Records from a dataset
━━━━━━━━━━━━━━━━

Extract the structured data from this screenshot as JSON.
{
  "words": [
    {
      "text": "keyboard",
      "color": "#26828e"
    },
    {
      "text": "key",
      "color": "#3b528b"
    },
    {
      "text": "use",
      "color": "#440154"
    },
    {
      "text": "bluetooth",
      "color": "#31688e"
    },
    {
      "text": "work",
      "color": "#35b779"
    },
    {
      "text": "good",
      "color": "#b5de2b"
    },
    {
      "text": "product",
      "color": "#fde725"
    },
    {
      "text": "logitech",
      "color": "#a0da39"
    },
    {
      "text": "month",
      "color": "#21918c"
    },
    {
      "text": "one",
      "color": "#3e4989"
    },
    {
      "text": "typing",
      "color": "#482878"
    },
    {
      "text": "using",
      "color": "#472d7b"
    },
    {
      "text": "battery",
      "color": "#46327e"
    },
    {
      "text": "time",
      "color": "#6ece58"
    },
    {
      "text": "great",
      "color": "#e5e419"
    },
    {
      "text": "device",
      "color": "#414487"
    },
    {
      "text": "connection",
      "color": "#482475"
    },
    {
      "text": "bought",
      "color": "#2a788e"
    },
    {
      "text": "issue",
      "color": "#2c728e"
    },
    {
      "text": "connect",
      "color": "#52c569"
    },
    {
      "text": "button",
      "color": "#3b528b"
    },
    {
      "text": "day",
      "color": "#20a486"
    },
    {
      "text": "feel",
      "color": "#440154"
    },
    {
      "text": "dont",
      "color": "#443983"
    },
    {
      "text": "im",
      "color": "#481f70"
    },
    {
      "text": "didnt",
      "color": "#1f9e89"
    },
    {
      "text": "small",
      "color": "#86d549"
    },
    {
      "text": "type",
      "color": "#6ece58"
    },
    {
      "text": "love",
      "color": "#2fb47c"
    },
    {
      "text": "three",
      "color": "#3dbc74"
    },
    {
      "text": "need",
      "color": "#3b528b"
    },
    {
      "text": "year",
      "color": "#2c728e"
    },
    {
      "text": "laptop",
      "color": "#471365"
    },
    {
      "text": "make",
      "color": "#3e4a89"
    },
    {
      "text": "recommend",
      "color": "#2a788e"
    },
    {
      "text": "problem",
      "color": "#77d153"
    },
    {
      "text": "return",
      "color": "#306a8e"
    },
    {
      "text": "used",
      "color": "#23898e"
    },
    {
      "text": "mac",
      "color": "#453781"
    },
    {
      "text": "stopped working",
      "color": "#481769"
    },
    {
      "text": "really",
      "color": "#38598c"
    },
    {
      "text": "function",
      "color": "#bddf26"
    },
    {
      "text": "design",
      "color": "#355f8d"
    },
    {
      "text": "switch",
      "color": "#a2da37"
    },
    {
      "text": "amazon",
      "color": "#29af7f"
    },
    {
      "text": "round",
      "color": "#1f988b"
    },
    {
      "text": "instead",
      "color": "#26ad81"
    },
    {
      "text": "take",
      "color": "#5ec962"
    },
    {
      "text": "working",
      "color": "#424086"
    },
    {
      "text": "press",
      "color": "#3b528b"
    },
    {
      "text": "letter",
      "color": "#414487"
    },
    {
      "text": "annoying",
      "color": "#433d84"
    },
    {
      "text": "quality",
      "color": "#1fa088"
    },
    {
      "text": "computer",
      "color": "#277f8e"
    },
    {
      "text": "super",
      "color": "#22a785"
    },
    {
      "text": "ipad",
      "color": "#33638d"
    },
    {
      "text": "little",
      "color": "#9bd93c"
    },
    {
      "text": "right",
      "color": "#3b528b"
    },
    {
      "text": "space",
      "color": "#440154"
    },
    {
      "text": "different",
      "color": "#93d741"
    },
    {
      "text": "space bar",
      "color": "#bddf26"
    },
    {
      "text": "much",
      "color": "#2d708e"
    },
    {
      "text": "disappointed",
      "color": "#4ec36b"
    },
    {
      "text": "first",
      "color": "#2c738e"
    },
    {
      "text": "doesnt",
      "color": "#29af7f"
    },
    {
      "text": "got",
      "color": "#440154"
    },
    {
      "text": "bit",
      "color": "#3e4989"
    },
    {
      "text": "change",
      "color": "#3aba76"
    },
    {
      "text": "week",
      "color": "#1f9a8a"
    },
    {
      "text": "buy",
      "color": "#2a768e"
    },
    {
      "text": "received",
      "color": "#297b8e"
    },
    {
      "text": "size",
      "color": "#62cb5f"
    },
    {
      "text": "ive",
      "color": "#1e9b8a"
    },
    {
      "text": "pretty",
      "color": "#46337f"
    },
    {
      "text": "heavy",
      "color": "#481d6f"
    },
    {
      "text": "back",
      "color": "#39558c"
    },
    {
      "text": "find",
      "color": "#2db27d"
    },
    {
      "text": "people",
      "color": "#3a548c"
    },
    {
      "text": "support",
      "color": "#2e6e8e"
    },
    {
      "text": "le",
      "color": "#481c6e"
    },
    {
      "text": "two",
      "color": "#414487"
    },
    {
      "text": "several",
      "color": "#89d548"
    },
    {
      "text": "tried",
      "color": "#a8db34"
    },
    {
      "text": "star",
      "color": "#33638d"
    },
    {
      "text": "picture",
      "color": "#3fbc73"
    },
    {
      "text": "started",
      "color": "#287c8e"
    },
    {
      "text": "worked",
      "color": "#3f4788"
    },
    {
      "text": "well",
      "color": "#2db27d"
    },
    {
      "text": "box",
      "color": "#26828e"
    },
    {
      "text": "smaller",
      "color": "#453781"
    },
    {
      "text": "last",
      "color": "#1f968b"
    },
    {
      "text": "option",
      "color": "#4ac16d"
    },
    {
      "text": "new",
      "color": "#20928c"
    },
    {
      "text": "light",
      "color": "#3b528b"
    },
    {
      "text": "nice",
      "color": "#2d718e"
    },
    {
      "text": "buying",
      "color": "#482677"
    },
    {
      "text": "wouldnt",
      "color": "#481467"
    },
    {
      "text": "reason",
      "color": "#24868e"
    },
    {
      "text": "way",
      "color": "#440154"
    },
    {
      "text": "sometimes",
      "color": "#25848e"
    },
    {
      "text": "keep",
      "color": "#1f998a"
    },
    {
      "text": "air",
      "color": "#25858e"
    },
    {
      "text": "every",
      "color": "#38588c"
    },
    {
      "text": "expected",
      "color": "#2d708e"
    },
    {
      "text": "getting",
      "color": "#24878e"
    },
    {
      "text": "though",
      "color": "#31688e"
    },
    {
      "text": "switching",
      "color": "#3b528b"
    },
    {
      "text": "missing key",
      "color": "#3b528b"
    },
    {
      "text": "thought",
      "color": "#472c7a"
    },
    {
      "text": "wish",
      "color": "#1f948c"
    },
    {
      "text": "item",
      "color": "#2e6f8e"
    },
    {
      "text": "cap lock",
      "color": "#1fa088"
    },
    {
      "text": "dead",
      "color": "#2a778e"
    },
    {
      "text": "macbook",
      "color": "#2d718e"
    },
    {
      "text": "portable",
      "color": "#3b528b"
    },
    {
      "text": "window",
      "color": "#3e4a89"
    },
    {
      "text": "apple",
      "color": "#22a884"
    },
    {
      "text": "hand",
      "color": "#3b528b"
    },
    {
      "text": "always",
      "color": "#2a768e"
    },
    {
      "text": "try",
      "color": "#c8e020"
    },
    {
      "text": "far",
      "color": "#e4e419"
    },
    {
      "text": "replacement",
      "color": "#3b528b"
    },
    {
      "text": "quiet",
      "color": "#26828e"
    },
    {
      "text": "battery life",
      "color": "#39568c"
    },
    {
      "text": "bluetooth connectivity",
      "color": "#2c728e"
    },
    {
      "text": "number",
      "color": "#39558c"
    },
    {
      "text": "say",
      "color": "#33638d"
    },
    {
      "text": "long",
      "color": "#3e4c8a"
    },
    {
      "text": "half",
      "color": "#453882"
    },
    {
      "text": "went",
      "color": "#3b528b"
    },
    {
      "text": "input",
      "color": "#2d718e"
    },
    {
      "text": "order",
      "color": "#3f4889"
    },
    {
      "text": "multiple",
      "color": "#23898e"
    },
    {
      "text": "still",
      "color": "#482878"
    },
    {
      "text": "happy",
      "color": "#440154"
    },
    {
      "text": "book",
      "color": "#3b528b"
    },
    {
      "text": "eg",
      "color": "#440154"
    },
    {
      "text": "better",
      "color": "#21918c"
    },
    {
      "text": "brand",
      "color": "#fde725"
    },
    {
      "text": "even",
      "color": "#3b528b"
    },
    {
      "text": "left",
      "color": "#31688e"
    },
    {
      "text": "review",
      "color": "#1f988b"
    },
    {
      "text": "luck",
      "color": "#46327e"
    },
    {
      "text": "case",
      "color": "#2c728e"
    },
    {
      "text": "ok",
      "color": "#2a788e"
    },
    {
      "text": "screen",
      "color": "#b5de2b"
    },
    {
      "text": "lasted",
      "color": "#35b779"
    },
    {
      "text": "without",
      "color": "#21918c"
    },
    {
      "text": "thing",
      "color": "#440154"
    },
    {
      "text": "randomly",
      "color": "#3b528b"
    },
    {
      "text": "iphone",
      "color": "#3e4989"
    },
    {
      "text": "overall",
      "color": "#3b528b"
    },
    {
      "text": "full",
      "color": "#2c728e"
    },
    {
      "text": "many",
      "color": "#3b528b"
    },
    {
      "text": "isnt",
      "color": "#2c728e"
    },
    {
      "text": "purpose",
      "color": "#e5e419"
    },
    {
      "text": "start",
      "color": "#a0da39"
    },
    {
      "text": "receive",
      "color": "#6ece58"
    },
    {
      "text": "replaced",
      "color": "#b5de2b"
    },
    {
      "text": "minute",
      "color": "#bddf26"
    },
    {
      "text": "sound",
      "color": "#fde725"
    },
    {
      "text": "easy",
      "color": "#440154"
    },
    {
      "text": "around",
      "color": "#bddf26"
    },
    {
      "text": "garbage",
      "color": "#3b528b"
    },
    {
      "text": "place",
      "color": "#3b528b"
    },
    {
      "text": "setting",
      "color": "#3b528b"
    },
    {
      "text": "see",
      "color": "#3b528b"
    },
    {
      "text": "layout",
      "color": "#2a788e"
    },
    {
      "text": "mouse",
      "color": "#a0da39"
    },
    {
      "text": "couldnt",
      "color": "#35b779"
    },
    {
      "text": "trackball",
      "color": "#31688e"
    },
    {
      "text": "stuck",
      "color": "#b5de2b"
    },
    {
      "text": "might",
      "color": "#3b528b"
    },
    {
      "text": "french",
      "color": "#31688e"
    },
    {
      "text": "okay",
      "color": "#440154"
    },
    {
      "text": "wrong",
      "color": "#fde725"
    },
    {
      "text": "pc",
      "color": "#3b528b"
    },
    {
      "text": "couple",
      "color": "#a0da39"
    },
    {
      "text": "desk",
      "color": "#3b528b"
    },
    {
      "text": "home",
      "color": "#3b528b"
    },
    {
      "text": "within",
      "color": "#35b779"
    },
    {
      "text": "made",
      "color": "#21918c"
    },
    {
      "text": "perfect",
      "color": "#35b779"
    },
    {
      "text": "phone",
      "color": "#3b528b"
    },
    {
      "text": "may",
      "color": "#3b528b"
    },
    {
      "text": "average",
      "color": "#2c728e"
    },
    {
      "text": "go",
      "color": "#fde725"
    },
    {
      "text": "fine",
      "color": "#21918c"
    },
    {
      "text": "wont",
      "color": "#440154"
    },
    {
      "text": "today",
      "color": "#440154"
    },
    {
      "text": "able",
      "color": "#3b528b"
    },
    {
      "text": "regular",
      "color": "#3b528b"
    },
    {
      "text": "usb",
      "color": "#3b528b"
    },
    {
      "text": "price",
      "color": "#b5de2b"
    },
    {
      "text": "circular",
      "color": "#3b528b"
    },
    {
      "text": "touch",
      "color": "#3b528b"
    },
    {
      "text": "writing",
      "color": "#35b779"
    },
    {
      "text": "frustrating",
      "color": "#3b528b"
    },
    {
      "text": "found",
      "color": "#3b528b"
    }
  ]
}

━━━━━━━━━━━━━━━━

### Challenge
Search the data above for the string "bluetooth" and copy each line that has it.

### Response
      "text": "bluetooth",
      "text": "bluetooth connectivity",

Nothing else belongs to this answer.